## To do
Give the entries again exactly, every one of them.

Data listing:
--

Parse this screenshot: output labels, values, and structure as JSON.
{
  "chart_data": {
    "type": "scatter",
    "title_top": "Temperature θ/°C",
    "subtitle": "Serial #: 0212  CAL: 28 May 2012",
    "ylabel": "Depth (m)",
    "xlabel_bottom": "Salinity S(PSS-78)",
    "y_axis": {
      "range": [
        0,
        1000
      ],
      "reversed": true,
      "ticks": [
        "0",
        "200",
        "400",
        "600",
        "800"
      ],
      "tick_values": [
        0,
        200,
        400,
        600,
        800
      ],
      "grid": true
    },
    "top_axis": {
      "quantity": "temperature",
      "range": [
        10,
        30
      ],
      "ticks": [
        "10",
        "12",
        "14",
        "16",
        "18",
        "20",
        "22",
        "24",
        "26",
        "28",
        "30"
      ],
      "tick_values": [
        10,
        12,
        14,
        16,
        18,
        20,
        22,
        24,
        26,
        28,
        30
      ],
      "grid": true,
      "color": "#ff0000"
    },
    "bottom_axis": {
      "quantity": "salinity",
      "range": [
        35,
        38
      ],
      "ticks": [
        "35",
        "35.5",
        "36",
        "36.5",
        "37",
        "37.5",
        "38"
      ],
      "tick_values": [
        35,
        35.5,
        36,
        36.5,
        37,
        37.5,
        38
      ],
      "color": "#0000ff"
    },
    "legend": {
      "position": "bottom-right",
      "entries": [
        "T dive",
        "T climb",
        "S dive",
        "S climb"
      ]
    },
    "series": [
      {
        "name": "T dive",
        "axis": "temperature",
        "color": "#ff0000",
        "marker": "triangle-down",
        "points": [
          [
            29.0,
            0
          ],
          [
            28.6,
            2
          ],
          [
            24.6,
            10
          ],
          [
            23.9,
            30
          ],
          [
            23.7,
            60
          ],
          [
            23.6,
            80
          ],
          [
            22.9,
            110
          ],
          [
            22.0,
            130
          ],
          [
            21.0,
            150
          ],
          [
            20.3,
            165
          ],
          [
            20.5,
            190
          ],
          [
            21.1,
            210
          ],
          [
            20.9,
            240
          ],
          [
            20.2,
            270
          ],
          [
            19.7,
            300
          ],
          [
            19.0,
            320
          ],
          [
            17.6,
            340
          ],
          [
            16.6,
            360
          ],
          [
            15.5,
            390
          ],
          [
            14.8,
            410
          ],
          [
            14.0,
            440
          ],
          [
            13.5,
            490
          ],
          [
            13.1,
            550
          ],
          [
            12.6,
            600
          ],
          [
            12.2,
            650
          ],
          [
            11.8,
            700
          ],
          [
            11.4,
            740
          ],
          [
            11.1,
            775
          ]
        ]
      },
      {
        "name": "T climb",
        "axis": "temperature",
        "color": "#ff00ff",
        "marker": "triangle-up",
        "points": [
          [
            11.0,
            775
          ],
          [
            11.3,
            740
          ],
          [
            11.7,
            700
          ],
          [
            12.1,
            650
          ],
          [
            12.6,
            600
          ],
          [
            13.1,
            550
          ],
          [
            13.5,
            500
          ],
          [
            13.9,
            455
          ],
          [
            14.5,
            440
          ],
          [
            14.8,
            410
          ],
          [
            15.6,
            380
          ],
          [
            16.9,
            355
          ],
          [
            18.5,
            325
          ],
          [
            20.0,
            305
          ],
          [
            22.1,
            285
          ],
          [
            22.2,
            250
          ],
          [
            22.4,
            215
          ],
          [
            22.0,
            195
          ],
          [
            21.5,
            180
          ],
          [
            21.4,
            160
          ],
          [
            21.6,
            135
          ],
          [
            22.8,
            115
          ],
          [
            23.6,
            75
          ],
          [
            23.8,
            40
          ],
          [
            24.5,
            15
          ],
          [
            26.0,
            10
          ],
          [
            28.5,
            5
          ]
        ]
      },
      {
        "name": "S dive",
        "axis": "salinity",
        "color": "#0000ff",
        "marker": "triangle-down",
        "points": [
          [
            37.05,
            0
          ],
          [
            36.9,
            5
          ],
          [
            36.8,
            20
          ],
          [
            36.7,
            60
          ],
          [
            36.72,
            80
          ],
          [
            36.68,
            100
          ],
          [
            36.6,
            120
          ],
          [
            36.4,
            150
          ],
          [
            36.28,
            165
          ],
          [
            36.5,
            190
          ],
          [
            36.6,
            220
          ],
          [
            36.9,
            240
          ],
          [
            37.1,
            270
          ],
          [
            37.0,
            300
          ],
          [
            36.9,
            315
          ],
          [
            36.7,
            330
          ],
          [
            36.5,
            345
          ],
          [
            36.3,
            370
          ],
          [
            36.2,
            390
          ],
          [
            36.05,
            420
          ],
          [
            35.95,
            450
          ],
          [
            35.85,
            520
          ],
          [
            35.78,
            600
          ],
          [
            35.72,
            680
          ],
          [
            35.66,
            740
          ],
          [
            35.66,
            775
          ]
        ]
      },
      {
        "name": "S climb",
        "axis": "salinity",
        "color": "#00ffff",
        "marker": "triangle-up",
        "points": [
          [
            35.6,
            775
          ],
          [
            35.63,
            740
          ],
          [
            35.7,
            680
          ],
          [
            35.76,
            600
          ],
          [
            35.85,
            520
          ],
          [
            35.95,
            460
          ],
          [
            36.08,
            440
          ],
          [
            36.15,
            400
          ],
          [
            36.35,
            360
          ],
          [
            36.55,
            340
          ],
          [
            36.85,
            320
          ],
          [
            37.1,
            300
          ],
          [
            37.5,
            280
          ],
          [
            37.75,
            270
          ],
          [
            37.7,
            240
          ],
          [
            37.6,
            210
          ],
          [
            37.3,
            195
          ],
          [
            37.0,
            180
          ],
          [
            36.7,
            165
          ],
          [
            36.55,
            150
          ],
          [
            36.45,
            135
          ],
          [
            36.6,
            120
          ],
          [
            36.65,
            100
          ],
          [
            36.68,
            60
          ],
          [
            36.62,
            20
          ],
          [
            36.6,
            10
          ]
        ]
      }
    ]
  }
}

--

## Finished exercise
Parse this screenshot: output labels, values, and structure as JSON.
{
  "chart_data": {
    "type": "scatter",
    "title_top": "Temperature θ/°C",
    "subtitle": "Serial #: 0212  CAL: 28 May 2012",
    "ylabel": "Depth (m)",
    "xlabel_bottom": "Salinity S(PSS-78)",
    "y_axis": {
      "range": [
        0,
        1000
      ],
      "reversed": true,
      "ticks": [
        "0",
        "200",
        "400",
        "600",
        "800"
      ],
      "tick_values": [
        0,
        200,
        400,
        600,
        800
      ],
      "grid": true
    },
    "top_axis": {
      "quantity": "temperature",
      "range": [
        10,
        30
      ],
      "ticks": [
        "10",
        "12",
        "14",
        "16",
        "18",
        "20",
        "22",
        "24",
        "26",
        "28",
        "30"
      ],
      "tick_values": [
        10,
        12,
        14,
        16,
        18,
        20,
        22,
        24,
        26,
        28,
        30
      ],
      "grid": true,
      "color": "#ff0000"
    },
    "bottom_axis": {
      "quantity": "salinity",
      "range": [
        35,
        38
      ],
      "ticks": [
        "35",
        "35.5",
        "36",
        "36.5",
        "37",
        "37.5",
        "38"
      ],
      "tick_values": [
        35,
        35.5,
        36,
        36.5,
        37,
        37.5,
        38
      ],
      "color": "#0000ff"
    },
    "legend": {
      "position": "bottom-right",
      "entries": [
        "T dive",
        "T climb",
        "S dive",
        "S climb"
      ]
    },
    "series": [
      {
        "name": "T dive",
        "axis": "temperature",
        "color": "#ff0000",
        "marker": "triangle-down",
        "points": [
          [
            29.0,
            0
          ],
          [
            28.6,
            2
          ],
          [
            24.6,
            10
          ],
          [
            23.9,
            30
          ],
          [
            23.7,
            60
          ],
          [
            23.6,
            80
          ],
          [
            22.9,
            110
          ],
          [
            22.0,
            130
          ],
          [
            21.0,
            150
          ],
          [
            20.3,
            165
          ],
          [
            20.5,
            190
          ],
          [
            21.1,
            210
          ],
          [
            20.9,
            240
          ],
          [
            20.2,
            270
          ],
          [
            19.7,
            300
          ],
          [
            19.0,
            320
          ],
          [
            17.6,
            340
          ],
          [
            16.6,
            360
          ],
          [
            15.5,
            390
          ],
          [
            14.8,
            410
          ],
          [
            14.0,
            440
          ],
          [
            13.5,
            490
          ],
          [
            13.1,
            550
          ],
          [
            12.6,
            600
          ],
          [
            12.2,
            650
          ],
          [
            11.8,
            700
          ],
          [
            11.4,
            740
          ],
          [
            11.1,
            775
          ]
        ]
      },
      {
        "name": "T climb",
        "axis": "temperature",
        "color": "#ff00ff",
        "marker": "triangle-up",
        "points": [
          [
            11.0,
            775
          ],
          [
            11.3,
            740
          ],
          [
            11.7,
            700
          ],
          [
            12.1,
            650
          ],
          [
            12.6,
            600
          ],
          [
            13.1,
            550
          ],
          [
            13.5,
            500
          ],
          [
            13.9,
            455
          ],
          [
            14.5,
            440
          ],
          [
            14.8,
            410
          ],
          [
            15.6,
            380
          ],
          [
            16.9,
            355
          ],
          [
            18.5,
            325
          ],
          [
            20.0,
            305
          ],
          [
            22.1,
            285
          ],
          [
            22.2,
            250
          ],
          [
            22.4,
            215
          ],
          [
            22.0,
            195
          ],
          [
            21.5,
            180
          ],
          [
            21.4,
            160
          ],
          [
            21.6,
            135
          ],
          [
            22.8,
            115
          ],
          [
            23.6,
            75
          ],
          [
            23.8,
            40
          ],
          [
            24.5,
            15
          ],
          [
            26.0,
            10
          ],
          [
            28.5,
            5
          ]
        ]
      },
      {
        "name": "S dive",
        "axis": "salinity",
        "color": "#0000ff",
        "marker": "triangle-down",
        "points": [
          [
            37.05,
            0
          ],
          [
            36.9,
            5
          ],
          [
            36.8,
            20
          ],
          [
            36.7,
            60
          ],
          [
            36.72,
            80
          ],
          [
            36.68,
            100
          ],
          [
            36.6,
            120
          ],
          [
            36.4,
            150
          ],
          [
            36.28,
            165
          ],
          [
            36.5,
            190
          ],
          [
            36.6,
            220
          ],
          [
            36.9,
            240
          ],
          [
            37.1,
            270
          ],
          [
            37.0,
            300
          ],
          [
            36.9,
            315
          ],
          [
            36.7,
            330
          ],
          [
            36.5,
            345
          ],
          [
            36.3,
            370
          ],
          [
            36.2,
            390
          ],
          [
            36.05,
            420
          ],
          [
            35.95,
            450
          ],
          [
            35.85,
            520
          ],
          [
            35.78,
            600
          ],
          [
            35.72,
            680
          ],
          [
            35.66,
            740
          ],
          [
            35.66,
            775
          ]
        ]
      },
      {
        "name": "S climb",
        "axis": "salinity",
        "color": "#00ffff",
        "marker": "triangle-up",
        "points": [
          [
            35.6,
            775
          ],
          [
            35.63,
            740
          ],
          [
            35.7,
            680
          ],
          [
            35.76,
            600
          ],
          [
            35.85,
            520
          ],
          [
            35.95,
            460
          ],
          [
            36.08,
            440
          ],
          [
            36.15,
            400
          ],
          [
            36.35,
            360
          ],
          [
            36.55,
            340
          ],
          [
            36.85,
            320
          ],
          [
            37.1,
            300
          ],
          [
            37.5,
            280
          ],
          [
            37.75,
            270
          ],
          [
            37.7,
            240
          ],
          [
            37.6,
            210
          ],
          [
            37.3,
            195
          ],
          [
            37.0,
            180
          ],
          [
            36.7,
            165
          ],
          [
            36.55,
            150
          ],
          [
            36.45,
            135
          ],
          [
            36.6,
            120
          ],
          [
            36.65,
            100
          ],
          [
            36.68,
            60
          ],
          [
            36.62,
            20
          ],
          [
            36.6,
            10
          ]
        ]
      }
    ]
  }
}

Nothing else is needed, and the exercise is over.